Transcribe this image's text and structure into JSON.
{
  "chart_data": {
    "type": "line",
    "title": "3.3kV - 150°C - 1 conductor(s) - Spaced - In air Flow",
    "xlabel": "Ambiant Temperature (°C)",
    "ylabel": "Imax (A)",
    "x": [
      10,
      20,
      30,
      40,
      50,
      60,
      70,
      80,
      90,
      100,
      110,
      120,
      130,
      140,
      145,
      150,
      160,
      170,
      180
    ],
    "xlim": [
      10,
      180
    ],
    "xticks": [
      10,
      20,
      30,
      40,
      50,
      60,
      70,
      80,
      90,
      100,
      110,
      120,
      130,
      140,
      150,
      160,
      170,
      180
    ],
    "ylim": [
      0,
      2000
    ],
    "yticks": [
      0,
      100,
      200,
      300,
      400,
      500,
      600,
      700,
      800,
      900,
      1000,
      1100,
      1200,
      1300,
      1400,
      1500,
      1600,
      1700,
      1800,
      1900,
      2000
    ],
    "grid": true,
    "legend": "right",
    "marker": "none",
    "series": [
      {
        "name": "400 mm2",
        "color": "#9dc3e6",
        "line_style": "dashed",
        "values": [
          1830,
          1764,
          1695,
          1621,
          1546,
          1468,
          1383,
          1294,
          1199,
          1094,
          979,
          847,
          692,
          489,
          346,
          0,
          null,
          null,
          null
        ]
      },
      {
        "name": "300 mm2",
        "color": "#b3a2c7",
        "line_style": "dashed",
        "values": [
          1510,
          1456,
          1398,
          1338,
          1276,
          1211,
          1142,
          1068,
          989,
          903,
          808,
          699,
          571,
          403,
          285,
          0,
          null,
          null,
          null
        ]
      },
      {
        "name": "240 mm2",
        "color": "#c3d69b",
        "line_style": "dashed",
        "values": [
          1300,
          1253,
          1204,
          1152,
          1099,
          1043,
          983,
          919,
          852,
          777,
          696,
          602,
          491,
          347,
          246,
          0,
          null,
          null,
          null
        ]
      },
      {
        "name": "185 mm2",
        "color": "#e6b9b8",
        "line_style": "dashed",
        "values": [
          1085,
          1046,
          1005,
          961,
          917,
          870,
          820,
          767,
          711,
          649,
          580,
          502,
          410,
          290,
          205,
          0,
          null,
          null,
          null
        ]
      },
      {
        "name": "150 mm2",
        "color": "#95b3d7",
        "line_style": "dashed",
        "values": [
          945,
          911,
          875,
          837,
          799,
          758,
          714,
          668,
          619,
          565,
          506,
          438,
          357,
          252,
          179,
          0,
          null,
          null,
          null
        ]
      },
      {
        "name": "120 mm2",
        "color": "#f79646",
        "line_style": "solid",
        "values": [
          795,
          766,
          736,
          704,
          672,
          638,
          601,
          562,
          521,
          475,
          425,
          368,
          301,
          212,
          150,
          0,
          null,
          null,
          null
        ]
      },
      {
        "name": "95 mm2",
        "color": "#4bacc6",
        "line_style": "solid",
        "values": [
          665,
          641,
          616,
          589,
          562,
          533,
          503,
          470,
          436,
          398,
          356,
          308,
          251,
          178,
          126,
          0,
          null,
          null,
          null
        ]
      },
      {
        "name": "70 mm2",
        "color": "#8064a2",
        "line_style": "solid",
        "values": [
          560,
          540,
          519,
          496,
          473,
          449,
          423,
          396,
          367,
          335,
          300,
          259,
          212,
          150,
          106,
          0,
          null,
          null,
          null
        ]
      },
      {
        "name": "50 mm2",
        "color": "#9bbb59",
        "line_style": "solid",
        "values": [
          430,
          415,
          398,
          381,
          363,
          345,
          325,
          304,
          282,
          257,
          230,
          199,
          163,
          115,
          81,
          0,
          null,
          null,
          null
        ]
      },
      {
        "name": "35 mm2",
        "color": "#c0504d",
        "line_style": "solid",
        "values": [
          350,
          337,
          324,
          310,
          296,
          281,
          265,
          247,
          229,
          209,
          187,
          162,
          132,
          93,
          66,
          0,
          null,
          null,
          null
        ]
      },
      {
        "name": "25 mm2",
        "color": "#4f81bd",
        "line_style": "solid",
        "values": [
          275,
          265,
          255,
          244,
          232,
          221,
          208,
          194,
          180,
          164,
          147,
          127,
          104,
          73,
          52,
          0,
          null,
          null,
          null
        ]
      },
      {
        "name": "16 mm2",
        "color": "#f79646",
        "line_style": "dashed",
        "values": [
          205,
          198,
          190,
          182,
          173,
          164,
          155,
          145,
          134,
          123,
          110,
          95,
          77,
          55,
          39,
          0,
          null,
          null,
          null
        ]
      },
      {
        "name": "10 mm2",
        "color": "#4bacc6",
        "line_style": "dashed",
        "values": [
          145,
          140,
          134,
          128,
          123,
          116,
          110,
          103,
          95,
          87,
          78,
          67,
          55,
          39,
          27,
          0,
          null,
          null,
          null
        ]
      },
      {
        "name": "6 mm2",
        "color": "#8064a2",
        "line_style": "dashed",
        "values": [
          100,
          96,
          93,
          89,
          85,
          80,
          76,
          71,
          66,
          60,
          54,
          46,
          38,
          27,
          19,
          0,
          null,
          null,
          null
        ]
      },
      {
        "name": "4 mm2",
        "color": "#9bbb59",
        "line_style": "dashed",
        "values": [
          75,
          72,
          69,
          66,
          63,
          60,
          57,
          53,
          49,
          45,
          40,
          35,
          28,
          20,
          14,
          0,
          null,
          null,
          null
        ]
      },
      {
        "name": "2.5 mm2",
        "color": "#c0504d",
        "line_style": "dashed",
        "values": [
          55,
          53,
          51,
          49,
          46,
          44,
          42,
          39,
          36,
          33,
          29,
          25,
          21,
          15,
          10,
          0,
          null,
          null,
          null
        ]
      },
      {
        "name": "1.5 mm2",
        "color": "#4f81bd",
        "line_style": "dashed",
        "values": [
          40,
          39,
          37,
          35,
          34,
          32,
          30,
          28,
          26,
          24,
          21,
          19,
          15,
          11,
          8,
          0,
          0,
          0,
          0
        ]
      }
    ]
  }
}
________________________________________
* Your goal:
All of the entries must be written out exactly as they stand.

* Problem solution:
Transcribe this image's text and structure into JSON.
{
  "chart_data": {
    "type": "line",
    "title": "3.3kV - 150°C - 1 conductor(s) - Spaced - In air Flow",
    "xlabel": "Ambiant Temperature (°C)",
    "ylabel": "Imax (A)",
    "x": [
      10,
      20,
      30,
      40,
      50,
      60,
      70,
      80,
      90,
      100,
      110,
      120,
      130,
      140,
      145,
      150,
      160,
      170,
      180
    ],
    "xlim": [
      10,
      180
    ],
    "xticks": [
      10,
      20,
      30,
      40,
      50,
      60,
      70,
      80,
      90,
      100,
      110,
      120,
      130,
      140,
      150,
      160,
      170,
      180
    ],
    "ylim": [
      0,
      2000
    ],
    "yticks": [
      0,
      100,
      200,
      300,
      400,
      500,
      600,
      700,
      800,
      900,
      1000,
      1100,
      1200,
      1300,
      1400,
      1500,
      1600,
      1700,
      1800,
      1900,
      2000
    ],
    "grid": true,
    "legend": "right",
    "marker": "none",
    "series": [
      {
        "name": "400 mm2",
        "color": "#9dc3e6",
        "line_style": "dashed",
        "values": [
          1830,
          1764,
          1695,
          1621,
          1546,
          1468,
          1383,
          1294,
          1199,
          1094,
          979,
          847,
          692,
          489,
          346,
          0,
          null,
          null,
          null
        ]
      },
      {
        "name": "300 mm2",
        "color": "#b3a2c7",
        "line_style": "dashed",
        "values": [
          1510,
          1456,
          1398,
          1338,
          1276,
          1211,
          1142,
          1068,
          989,
          903,
          808,
          699,
          571,
          403,
          285,
          0,
          null,
          null,
          null
        ]
      },
      {
        "name": "240 mm2",
        "color": "#c3d69b",
        "line_style": "dashed",
        "values": [
          1300,
          1253,
          1204,
          1152,
          1099,
          1043,
          983,
          919,
          852,
          777,
          696,
          602,
          491,
          347,
          246,
          0,
          null,
          null,
          null
        ]
      },
      {
        "name": "185 mm2",
        "color": "#e6b9b8",
        "line_style": "dashed",
        "values": [
          1085,
          1046,
          1005,
          961,
          917,
          870,
          820,
          767,
          711,
          649,
          580,
          502,
          410,
          290,
          205,
          0,
          null,
          null,
          null
        ]
      },
      {
        "name": "150 mm2",
        "color": "#95b3d7",
        "line_style": "dashed",
        "values": [
          945,
          911,
          875,
          837,
          799,
          758,
          714,
          668,
          619,
          565,
          506,
          438,
          357,
          252,
          179,
          0,
          null,
          null,
          null
        ]
      },
      {
        "name": "120 mm2",
        "color": "#f79646",
        "line_style": "solid",
        "values": [
          795,
          766,
          736,
          704,
          672,
          638,
          601,
          562,
          521,
          475,
          425,
          368,
          301,
          212,
          150,
          0,
          null,
          null,
          null
        ]
      },
      {
        "name": "95 mm2",
        "color": "#4bacc6",
        "line_style": "solid",
        "values": [
          665,
          641,
          616,
          589,
          562,
          533,
          503,
          470,
          436,
          398,
          356,
          308,
          251,
          178,
          126,
          0,
          null,
          null,
          null
        ]
      },
      {
        "name": "70 mm2",
        "color": "#8064a2",
        "line_style": "solid",
        "values": [
          560,
          540,
          519,
          496,
          473,
          449,
          423,
          396,
          367,
          335,
          300,
          259,
          212,
          150,
          106,
          0,
          null,
          null,
          null
        ]
      },
      {
        "name": "50 mm2",
        "color": "#9bbb59",
        "line_style": "solid",
        "values": [
          430,
          415,
          398,
          381,
          363,
          345,
          325,
          304,
          282,
          257,
          230,
          199,
          163,
          115,
          81,
          0,
          null,
          null,
          null
        ]
      },
      {
        "name": "35 mm2",
        "color": "#c0504d",
        "line_style": "solid",
        "values": [
          350,
          337,
          324,
          310,
          296,
          281,
          265,
          247,
          229,
          209,
          187,
          162,
          132,
          93,
          66,
          0,
          null,
          null,
          null
        ]
      },
      {
        "name": "25 mm2",
        "color": "#4f81bd",
        "line_style": "solid",
        "values": [
          275,
          265,
          255,
          244,
          232,
          221,
          208,
          194,
          180,
          164,
          147,
          127,
          104,
          73,
          52,
          0,
          null,
          null,
          null
        ]
      },
      {
        "name": "16 mm2",
        "color": "#f79646",
        "line_style": "dashed",
        "values": [
          205,
          198,
          190,
          182,
          173,
          164,
          155,
          145,
          134,
          123,
          110,
          95,
          77,
          55,
          39,
          0,
          null,
          null,
          null
        ]
      },
      {
        "name": "10 mm2",
        "color": "#4bacc6",
        "line_style": "dashed",
        "values": [
          145,
          140,
          134,
          128,
          123,
          116,
          110,
          103,
          95,
          87,
          78,
          67,
          55,
          39,
          27,
          0,
          null,
          null,
          null
        ]
      },
      {
        "name": "6 mm2",
        "color": "#8064a2",
        "line_style": "dashed",
        "values": [
          100,
          96,
          93,
          89,
          85,
          80,
          76,
          71,
          66,
          60,
          54,
          46,
          38,
          27,
          19,
          0,
          null,
          null,
          null
        ]
      },
      {
        "name": "4 mm2",
        "color": "#9bbb59",
        "line_style": "dashed",
        "values": [
          75,
          72,
          69,
          66,
          63,
          60,
          57,
          53,
          49,
          45,
          40,
          35,
          28,
          20,
          14,
          0,
          null,
          null,
          null
        ]
      },
      {
        "name": "2.5 mm2",
        "color": "#c0504d",
        "line_style": "dashed",
        "values": [
          55,
          53,
          51,
          49,
          46,
          44,
          42,
          39,
          36,
          33,
          29,
          25,
          21,
          15,
          10,
          0,
          null,
          null,
          null
        ]
      },
      {
        "name": "1.5 mm2",
        "color": "#4f81bd",
        "line_style": "dashed",
        "values": [
          40,
          39,
          37,
          35,
          34,
          32,
          30,
          28,
          26,
          24,
          21,
          19,
          15,
          11,
          8,
          0,
          0,
          0,
          0
        ]
      }
    ]
  }
}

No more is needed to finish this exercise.